Figure data in JSON
***

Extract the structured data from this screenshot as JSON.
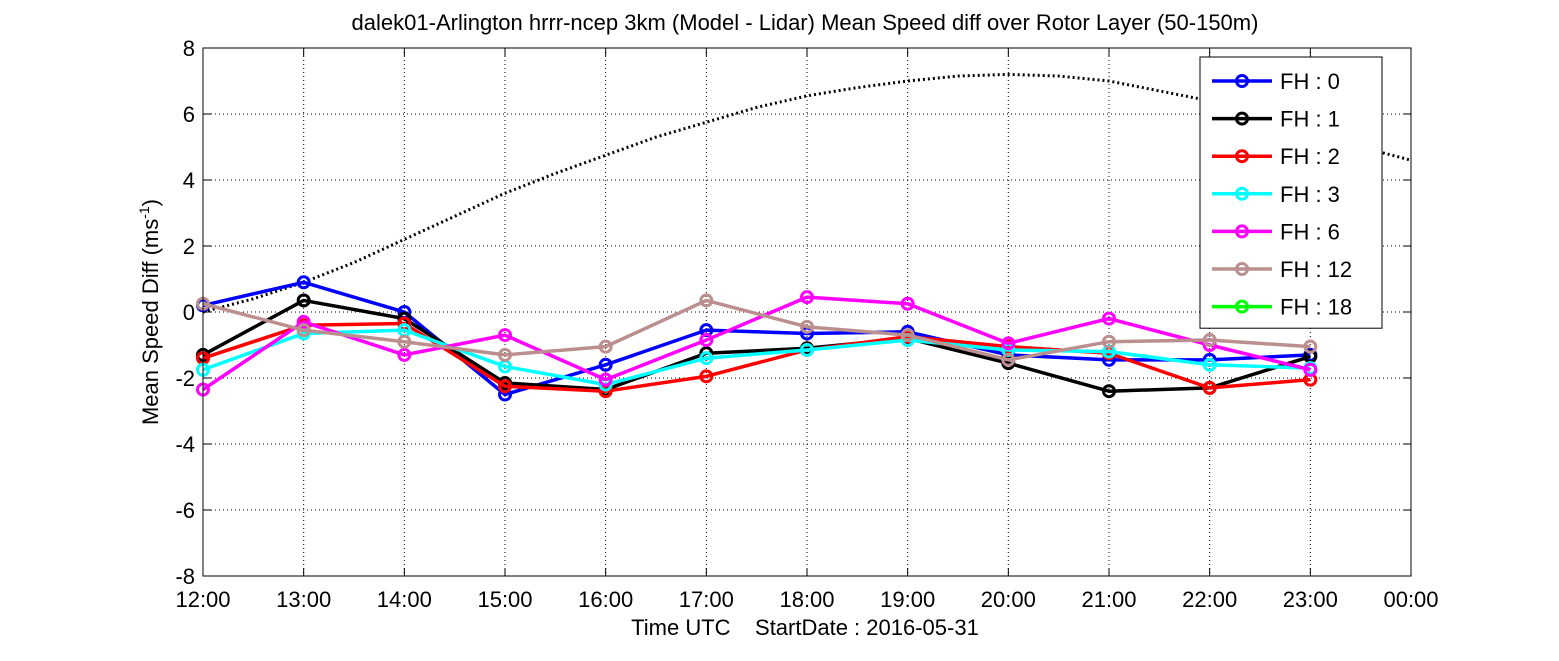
{
  "chart_data": {
    "type": "line",
    "title": "dalek01-Arlington hrrr-ncep 3km (Model - Lidar) Mean Speed diff over Rotor Layer (50-150m)",
    "xlabel": "Time UTC    StartDate : 2016-05-31",
    "ylabel": "Mean Speed Diff (ms",
    "ylabel_sup": "-1",
    "ylabel_close": ")",
    "ylim": [
      -8,
      8
    ],
    "xlim": [
      0,
      12
    ],
    "yticks": [
      -8,
      -6,
      -4,
      -2,
      0,
      2,
      4,
      6,
      8
    ],
    "ytick_labels": [
      "-8",
      "-6",
      "-4",
      "-2",
      "0",
      "2",
      "4",
      "6",
      "8"
    ],
    "xtick_labels": [
      "12:00",
      "13:00",
      "14:00",
      "15:00",
      "16:00",
      "17:00",
      "18:00",
      "19:00",
      "20:00",
      "21:00",
      "22:00",
      "23:00",
      "00:00"
    ],
    "grid": true,
    "legend_position": "top-right",
    "series": [
      {
        "name": "FH : 0",
        "color": "#0000ff",
        "values": [
          0.2,
          0.9,
          0.0,
          -2.5,
          -1.6,
          -0.55,
          -0.65,
          -0.6,
          -1.3,
          -1.45,
          -1.45,
          -1.3
        ]
      },
      {
        "name": "FH : 1",
        "color": "#000000",
        "values": [
          -1.3,
          0.35,
          -0.2,
          -2.15,
          -2.35,
          -1.25,
          -1.1,
          -0.8,
          -1.55,
          -2.4,
          -2.3,
          -1.35
        ]
      },
      {
        "name": "FH : 2",
        "color": "#ff0000",
        "values": [
          -1.4,
          -0.4,
          -0.35,
          -2.25,
          -2.4,
          -1.95,
          -1.15,
          -0.75,
          -1.05,
          -1.25,
          -2.3,
          -2.05
        ]
      },
      {
        "name": "FH : 3",
        "color": "#00ffff",
        "values": [
          -1.75,
          -0.65,
          -0.55,
          -1.65,
          -2.2,
          -1.4,
          -1.15,
          -0.85,
          -1.15,
          -1.2,
          -1.6,
          -1.7
        ]
      },
      {
        "name": "FH : 6",
        "color": "#ff00ff",
        "values": [
          -2.35,
          -0.3,
          -1.3,
          -0.7,
          -2.05,
          -0.85,
          0.45,
          0.25,
          -0.95,
          -0.2,
          -1.0,
          -1.75
        ]
      },
      {
        "name": "FH : 12",
        "color": "#bc8f8f",
        "values": [
          0.25,
          -0.55,
          -0.9,
          -1.3,
          -1.05,
          0.35,
          -0.45,
          -0.7,
          -1.45,
          -0.9,
          -0.85,
          -1.05
        ]
      },
      {
        "name": "FH : 18",
        "color": "#00ff00",
        "values": []
      }
    ],
    "reference_curve": {
      "style": "dotted",
      "color": "#000000",
      "x": [
        0,
        0.5,
        1,
        1.5,
        2,
        2.5,
        3,
        3.5,
        4,
        4.5,
        5,
        5.5,
        6,
        6.5,
        7,
        7.5,
        8,
        8.5,
        9,
        9.5,
        10,
        10.5,
        11,
        11.5,
        12
      ],
      "values": [
        0.0,
        0.4,
        0.9,
        1.5,
        2.2,
        2.9,
        3.6,
        4.2,
        4.75,
        5.3,
        5.75,
        6.2,
        6.55,
        6.8,
        7.0,
        7.15,
        7.2,
        7.15,
        7.0,
        6.7,
        6.4,
        6.0,
        5.5,
        5.0,
        4.6
      ]
    }
  }
}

***

YOUR OBJECTIVE: Retype the whole listing, keeping every line identical and omitting all pictures.

THE COMPLETED TASK:
Extract the structured data from this screenshot as JSON.
{
  "chart_data": {
    "type": "line",
    "title": "dalek01-Arlington hrrr-ncep 3km (Model - Lidar) Mean Speed diff over Rotor Layer (50-150m)",
    "xlabel": "Time UTC    StartDate : 2016-05-31",
    "ylabel": "Mean Speed Diff (ms",
    "ylabel_sup": "-1",
    "ylabel_close": ")",
    "ylim": [
      -8,
      8
    ],
    "xlim": [
      0,
      12
    ],
    "yticks": [
      -8,
      -6,
      -4,
      -2,
      0,
      2,
      4,
      6,
      8
    ],
    "ytick_labels": [
      "-8",
      "-6",
      "-4",
      "-2",
      "0",
      "2",
      "4",
      "6",
      "8"
    ],
    "xtick_labels": [
      "12:00",
      "13:00",
      "14:00",
      "15:00",
      "16:00",
      "17:00",
      "18:00",
      "19:00",
      "20:00",
      "21:00",
      "22:00",
      "23:00",
      "00:00"
    ],
    "grid": true,
    "legend_position": "top-right",
    "series": [
      {
        "name": "FH : 0",
        "color": "#0000ff",
        "values": [
          0.2,
          0.9,
          0.0,
          -2.5,
          -1.6,
          -0.55,
          -0.65,
          -0.6,
          -1.3,
          -1.45,
          -1.45,
          -1.3
        ]
      },
      {
        "name": "FH : 1",
        "color": "#000000",
        "values": [
          -1.3,
          0.35,
          -0.2,
          -2.15,
          -2.35,
          -1.25,
          -1.1,
          -0.8,
          -1.55,
          -2.4,
          -2.3,
          -1.35
        ]
      },
      {
        "name": "FH : 2",
        "color": "#ff0000",
        "values": [
          -1.4,
          -0.4,
          -0.35,
          -2.25,
          -2.4,
          -1.95,
          -1.15,
          -0.75,
          -1.05,
          -1.25,
          -2.3,
          -2.05
        ]
      },
      {
        "name": "FH : 3",
        "color": "#00ffff",
        "values": [
          -1.75,
          -0.65,
          -0.55,
          -1.65,
          -2.2,
          -1.4,
          -1.15,
          -0.85,
          -1.15,
          -1.2,
          -1.6,
          -1.7
        ]
      },
      {
        "name": "FH : 6",
        "color": "#ff00ff",
        "values": [
          -2.35,
          -0.3,
          -1.3,
          -0.7,
          -2.05,
          -0.85,
          0.45,
          0.25,
          -0.95,
          -0.2,
          -1.0,
          -1.75
        ]
      },
      {
        "name": "FH : 12",
        "color": "#bc8f8f",
        "values": [
          0.25,
          -0.55,
          -0.9,
          -1.3,
          -1.05,
          0.35,
          -0.45,
          -0.7,
          -1.45,
          -0.9,
          -0.85,
          -1.05
        ]
      },
      {
        "name": "FH : 18",
        "color": "#00ff00",
        "values": []
      }
    ],
    "reference_curve": {
      "style": "dotted",
      "color": "#000000",
      "x": [
        0,
        0.5,
        1,
        1.5,
        2,
        2.5,
        3,
        3.5,
        4,
        4.5,
        5,
        5.5,
        6,
        6.5,
        7,
        7.5,
        8,
        8.5,
        9,
        9.5,
        10,
        10.5,
        11,
        11.5,
        12
      ],
      "values": [
        0.0,
        0.4,
        0.9,
        1.5,
        2.2,
        2.9,
        3.6,
        4.2,
        4.75,
        5.3,
        5.75,
        6.2,
        6.55,
        6.8,
        7.0,
        7.15,
        7.2,
        7.15,
        7.0,
        6.7,
        6.4,
        6.0,
        5.5,
        5.0,
        4.6
      ]
    }
  }
}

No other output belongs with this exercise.